SET EXERCISE –
In the entries below, identify every line with the string "rear" and copy it.

LISTED RECORDS –
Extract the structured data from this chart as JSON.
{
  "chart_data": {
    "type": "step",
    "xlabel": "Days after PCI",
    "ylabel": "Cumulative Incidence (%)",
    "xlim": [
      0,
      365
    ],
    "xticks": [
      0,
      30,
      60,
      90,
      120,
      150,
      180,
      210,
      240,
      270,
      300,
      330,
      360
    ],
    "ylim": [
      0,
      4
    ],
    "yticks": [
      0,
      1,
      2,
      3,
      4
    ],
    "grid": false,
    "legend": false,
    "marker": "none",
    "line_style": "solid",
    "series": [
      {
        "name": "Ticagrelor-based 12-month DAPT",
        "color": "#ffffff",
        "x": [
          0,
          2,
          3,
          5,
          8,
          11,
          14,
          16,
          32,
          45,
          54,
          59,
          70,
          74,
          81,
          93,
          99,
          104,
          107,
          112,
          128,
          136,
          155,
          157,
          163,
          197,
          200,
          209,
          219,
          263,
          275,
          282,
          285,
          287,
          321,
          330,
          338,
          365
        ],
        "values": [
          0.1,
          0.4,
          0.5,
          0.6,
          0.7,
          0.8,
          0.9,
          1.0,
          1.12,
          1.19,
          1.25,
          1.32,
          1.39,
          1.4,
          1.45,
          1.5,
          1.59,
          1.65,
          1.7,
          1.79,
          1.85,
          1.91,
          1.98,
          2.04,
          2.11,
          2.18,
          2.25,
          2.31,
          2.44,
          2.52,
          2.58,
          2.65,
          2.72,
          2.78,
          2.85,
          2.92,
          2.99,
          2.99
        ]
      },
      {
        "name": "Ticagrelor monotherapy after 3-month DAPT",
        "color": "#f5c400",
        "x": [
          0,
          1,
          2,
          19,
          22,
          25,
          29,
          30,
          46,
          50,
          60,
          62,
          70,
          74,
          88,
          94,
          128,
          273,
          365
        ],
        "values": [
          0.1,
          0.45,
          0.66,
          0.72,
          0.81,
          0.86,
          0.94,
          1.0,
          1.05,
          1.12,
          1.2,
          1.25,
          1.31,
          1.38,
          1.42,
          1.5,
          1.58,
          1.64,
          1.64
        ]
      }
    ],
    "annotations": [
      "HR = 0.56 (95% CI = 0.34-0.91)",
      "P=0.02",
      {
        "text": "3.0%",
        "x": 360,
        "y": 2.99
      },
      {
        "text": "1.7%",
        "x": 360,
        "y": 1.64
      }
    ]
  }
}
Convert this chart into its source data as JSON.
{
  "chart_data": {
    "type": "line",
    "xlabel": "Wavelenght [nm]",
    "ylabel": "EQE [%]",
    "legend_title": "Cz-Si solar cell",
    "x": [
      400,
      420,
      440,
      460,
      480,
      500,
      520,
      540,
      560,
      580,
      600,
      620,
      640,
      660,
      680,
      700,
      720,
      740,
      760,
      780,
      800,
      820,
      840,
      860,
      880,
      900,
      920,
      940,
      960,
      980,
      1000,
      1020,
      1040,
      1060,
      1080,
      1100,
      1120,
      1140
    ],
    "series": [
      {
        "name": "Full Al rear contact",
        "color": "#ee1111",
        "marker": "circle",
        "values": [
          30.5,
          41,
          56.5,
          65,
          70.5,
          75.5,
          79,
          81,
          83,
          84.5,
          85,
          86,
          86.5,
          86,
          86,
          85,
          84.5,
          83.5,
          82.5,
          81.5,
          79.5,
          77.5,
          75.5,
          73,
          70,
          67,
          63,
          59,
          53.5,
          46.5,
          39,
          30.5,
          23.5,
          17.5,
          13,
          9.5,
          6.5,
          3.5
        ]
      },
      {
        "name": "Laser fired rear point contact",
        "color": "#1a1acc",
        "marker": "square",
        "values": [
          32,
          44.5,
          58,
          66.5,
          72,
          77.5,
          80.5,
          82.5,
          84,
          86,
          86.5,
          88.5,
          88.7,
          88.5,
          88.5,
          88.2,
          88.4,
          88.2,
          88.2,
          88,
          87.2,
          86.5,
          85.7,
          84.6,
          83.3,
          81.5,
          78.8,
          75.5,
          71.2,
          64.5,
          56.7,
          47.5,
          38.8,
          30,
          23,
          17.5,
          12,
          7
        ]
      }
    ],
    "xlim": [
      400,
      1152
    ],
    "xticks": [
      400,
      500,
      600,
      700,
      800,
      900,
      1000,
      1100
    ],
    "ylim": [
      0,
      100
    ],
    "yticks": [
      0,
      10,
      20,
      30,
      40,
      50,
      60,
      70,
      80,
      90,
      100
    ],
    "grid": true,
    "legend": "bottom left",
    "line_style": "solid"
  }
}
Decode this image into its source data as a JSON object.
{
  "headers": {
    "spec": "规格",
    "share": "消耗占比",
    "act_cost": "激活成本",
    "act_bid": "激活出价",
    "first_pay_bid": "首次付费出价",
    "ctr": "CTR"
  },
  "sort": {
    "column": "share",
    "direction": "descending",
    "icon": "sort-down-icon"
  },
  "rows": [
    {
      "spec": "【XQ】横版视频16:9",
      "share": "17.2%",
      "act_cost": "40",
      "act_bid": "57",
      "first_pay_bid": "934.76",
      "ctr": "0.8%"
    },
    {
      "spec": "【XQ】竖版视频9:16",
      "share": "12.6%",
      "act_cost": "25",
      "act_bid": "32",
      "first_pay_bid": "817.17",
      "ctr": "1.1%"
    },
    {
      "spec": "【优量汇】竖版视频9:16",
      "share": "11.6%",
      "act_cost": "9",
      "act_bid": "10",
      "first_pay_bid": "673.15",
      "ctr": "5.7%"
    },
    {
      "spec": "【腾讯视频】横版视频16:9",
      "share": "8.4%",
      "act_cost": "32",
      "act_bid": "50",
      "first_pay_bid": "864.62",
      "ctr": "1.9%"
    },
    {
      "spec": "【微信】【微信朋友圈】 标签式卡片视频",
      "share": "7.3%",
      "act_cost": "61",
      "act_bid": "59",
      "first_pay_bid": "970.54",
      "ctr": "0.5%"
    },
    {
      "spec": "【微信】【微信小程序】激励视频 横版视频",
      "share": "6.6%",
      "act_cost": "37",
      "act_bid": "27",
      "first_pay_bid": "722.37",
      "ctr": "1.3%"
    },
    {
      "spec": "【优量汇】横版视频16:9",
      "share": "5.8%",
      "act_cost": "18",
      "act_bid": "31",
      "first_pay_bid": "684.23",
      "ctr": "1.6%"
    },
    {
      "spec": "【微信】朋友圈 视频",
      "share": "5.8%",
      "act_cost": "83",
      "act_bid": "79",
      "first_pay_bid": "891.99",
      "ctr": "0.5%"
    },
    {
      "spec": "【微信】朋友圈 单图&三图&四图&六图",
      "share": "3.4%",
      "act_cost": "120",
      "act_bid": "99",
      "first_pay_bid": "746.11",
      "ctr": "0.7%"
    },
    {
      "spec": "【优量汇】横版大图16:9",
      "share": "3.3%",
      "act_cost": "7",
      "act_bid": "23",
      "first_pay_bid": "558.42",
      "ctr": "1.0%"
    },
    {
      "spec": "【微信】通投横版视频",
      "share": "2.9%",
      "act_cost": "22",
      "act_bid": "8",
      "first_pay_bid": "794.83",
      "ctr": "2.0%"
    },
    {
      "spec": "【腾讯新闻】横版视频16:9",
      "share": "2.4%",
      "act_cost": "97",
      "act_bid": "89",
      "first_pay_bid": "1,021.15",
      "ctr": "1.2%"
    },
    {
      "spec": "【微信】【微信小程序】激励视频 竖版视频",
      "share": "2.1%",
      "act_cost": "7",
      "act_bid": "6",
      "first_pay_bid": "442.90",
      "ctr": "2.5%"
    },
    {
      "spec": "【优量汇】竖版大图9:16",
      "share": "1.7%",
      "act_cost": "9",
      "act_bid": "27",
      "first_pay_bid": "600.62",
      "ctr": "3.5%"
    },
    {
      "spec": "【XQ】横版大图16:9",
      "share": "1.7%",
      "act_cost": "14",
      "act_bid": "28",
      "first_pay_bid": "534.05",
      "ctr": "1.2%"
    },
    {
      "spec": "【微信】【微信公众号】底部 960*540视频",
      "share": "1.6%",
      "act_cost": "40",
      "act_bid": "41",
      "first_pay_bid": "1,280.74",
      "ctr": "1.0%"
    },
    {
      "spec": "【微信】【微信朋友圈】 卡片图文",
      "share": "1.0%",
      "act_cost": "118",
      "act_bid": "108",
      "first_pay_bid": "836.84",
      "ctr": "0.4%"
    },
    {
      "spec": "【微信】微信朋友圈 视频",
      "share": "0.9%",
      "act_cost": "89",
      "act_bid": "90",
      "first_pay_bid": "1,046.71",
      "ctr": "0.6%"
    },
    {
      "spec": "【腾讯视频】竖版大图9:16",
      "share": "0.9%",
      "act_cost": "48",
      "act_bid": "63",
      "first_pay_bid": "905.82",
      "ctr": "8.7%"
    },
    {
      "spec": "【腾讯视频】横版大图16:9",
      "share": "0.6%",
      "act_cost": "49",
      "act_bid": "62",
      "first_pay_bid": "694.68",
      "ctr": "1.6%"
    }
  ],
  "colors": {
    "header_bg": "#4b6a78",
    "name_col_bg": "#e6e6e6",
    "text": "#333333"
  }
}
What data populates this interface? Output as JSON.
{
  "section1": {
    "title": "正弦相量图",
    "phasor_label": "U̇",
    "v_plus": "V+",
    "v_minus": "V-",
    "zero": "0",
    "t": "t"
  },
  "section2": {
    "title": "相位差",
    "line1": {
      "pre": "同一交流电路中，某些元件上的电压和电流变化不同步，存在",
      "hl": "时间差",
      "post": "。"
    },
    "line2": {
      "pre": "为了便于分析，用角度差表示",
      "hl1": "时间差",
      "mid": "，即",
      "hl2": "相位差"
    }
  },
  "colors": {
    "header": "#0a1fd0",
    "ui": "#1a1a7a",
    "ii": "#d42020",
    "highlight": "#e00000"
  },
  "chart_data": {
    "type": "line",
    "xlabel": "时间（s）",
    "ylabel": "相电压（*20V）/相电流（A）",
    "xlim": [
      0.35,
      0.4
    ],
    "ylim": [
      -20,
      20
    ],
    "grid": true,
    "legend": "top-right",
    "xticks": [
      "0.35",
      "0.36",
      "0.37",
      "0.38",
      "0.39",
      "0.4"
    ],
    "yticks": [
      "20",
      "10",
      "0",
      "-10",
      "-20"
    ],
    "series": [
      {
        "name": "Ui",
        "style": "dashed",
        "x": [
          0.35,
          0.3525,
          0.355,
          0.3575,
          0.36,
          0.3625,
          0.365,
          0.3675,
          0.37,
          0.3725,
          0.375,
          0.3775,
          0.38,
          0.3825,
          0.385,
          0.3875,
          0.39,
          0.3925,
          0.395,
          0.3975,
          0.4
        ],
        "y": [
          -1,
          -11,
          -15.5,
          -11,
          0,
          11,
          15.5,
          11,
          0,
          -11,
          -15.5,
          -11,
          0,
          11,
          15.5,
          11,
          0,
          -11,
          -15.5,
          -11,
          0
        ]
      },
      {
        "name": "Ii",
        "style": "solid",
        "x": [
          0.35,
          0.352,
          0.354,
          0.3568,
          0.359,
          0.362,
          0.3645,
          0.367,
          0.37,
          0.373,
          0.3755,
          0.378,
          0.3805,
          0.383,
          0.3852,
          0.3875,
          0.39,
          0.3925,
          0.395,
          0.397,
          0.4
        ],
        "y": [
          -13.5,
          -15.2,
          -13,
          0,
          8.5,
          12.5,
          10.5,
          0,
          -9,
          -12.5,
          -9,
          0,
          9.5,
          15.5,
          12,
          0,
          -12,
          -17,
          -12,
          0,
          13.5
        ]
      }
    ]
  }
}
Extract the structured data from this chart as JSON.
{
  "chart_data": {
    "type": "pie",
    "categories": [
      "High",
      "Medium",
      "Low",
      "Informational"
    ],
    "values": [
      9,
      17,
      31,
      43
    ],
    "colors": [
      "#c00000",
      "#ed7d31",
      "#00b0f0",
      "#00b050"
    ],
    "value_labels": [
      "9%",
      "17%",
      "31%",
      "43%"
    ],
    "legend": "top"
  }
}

WRITTEN ANSWER –
        "name": "Full Al rear contact",
        "name": "Laser fired rear point contact",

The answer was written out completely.